Goal.
Report the count of lines below that include "icon", without any other text.

The records.
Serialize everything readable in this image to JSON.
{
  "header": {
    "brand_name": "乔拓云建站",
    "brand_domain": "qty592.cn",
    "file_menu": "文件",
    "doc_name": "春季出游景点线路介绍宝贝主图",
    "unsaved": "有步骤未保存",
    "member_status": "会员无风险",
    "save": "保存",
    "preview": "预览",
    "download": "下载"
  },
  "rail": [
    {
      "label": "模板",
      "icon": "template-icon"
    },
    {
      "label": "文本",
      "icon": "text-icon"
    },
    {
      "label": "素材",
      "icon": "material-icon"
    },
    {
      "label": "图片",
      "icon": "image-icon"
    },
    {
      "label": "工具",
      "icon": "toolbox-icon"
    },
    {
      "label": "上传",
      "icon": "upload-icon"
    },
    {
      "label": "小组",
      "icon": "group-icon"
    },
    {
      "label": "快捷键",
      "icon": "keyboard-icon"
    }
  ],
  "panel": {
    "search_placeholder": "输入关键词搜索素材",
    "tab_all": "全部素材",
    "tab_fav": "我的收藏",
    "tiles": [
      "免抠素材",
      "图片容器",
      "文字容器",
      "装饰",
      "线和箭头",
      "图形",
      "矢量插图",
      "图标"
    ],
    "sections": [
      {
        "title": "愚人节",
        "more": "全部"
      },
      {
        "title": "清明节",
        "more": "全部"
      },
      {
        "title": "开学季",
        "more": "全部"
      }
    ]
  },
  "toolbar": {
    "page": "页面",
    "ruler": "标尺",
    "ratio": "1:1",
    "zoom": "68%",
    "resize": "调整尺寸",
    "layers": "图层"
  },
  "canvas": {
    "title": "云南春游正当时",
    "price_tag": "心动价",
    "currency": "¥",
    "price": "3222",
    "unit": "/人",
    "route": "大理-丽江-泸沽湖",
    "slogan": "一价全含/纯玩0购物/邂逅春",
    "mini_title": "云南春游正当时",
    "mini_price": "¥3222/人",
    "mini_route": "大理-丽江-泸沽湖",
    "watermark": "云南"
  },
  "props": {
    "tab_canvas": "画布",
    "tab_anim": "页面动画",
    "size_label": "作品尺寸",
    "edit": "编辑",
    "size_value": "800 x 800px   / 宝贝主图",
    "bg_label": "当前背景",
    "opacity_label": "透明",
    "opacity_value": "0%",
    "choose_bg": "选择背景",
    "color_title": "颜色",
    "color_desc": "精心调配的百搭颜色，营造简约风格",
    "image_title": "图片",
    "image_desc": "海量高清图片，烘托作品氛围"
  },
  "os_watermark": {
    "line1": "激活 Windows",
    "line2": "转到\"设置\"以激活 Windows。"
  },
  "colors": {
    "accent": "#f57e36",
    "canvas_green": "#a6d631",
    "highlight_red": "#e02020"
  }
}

Task response.
8